── MATERIAL FOR THE TASK
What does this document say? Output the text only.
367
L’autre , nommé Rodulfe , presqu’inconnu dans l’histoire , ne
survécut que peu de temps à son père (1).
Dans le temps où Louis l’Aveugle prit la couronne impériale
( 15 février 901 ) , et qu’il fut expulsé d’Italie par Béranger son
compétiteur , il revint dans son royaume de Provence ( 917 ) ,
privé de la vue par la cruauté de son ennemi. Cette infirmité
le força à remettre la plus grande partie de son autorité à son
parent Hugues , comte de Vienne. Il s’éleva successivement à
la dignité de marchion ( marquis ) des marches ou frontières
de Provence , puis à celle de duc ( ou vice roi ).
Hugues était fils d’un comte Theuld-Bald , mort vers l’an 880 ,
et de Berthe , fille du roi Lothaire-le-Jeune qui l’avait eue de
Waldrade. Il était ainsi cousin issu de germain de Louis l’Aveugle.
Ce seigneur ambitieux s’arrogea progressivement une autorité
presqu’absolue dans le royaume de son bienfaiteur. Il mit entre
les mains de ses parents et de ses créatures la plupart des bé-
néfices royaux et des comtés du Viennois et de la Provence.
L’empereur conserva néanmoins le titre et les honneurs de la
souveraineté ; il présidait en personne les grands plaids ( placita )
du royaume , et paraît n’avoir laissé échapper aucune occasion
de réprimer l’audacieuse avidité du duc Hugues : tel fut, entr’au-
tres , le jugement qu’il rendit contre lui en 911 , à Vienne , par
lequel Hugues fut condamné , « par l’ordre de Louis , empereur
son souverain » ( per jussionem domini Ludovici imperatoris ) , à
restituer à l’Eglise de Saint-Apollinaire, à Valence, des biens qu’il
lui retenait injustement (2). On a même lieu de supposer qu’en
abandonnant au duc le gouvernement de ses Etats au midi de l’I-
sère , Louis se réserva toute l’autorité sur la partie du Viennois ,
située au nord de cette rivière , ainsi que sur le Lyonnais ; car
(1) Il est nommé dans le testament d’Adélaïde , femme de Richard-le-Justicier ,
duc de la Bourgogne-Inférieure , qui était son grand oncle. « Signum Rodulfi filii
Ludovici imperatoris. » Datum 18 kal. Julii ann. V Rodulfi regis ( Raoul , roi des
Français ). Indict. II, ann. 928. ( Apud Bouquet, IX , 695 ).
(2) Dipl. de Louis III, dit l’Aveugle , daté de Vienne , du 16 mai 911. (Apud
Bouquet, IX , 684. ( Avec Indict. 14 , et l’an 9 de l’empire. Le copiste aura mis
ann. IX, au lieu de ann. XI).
────
PROBLEM DETAILS. Transcribe every entry word for word.

SOLUTION TO THE EXERCISE.
What does this document say? Output the text only.
367
L’autre , nommé Rodulfe , presqu’inconnu dans l’histoire , ne
survécut que peu de temps à son père (1).
Dans le temps où Louis l’Aveugle prit la couronne impériale
( 15 février 901 ) , et qu’il fut expulsé d’Italie par Béranger son
compétiteur , il revint dans son royaume de Provence ( 917 ) ,
privé de la vue par la cruauté de son ennemi. Cette infirmité
le força à remettre la plus grande partie de son autorité à son
parent Hugues , comte de Vienne. Il s’éleva successivement à
la dignité de marchion ( marquis ) des marches ou frontières
de Provence , puis à celle de duc ( ou vice roi ).
Hugues était fils d’un comte Theuld-Bald , mort vers l’an 880 ,
et de Berthe , fille du roi Lothaire-le-Jeune qui l’avait eue de
Waldrade. Il était ainsi cousin issu de germain de Louis l’Aveugle.
Ce seigneur ambitieux s’arrogea progressivement une autorité
presqu’absolue dans le royaume de son bienfaiteur. Il mit entre
les mains de ses parents et de ses créatures la plupart des bé-
néfices royaux et des comtés du Viennois et de la Provence.
L’empereur conserva néanmoins le titre et les honneurs de la
souveraineté ; il présidait en personne les grands plaids ( placita )
du royaume , et paraît n’avoir laissé échapper aucune occasion
de réprimer l’audacieuse avidité du duc Hugues : tel fut, entr’au-
tres , le jugement qu’il rendit contre lui en 911 , à Vienne , par
lequel Hugues fut condamné , « par l’ordre de Louis , empereur
son souverain » ( per jussionem domini Ludovici imperatoris ) , à
restituer à l’Eglise de Saint-Apollinaire, à Valence, des biens qu’il
lui retenait injustement (2). On a même lieu de supposer qu’en
abandonnant au duc le gouvernement de ses Etats au midi de l’I-
sère , Louis se réserva toute l’autorité sur la partie du Viennois ,
située au nord de cette rivière , ainsi que sur le Lyonnais ; car
(1) Il est nommé dans le testament d’Adélaïde , femme de Richard-le-Justicier ,
duc de la Bourgogne-Inférieure , qui était son grand oncle. « Signum Rodulfi filii
Ludovici imperatoris. » Datum 18 kal. Julii ann. V Rodulfi regis ( Raoul , roi des
Français ). Indict. II, ann. 928. ( Apud Bouquet, IX , 695 ).
(2) Dipl. de Louis III, dit l’Aveugle , daté de Vienne , du 16 mai 911. (Apud
Bouquet, IX , 684. ( Avec Indict. 14 , et l’an 9 de l’empire. Le copiste aura mis
ann. IX, au lieu de ann. XI).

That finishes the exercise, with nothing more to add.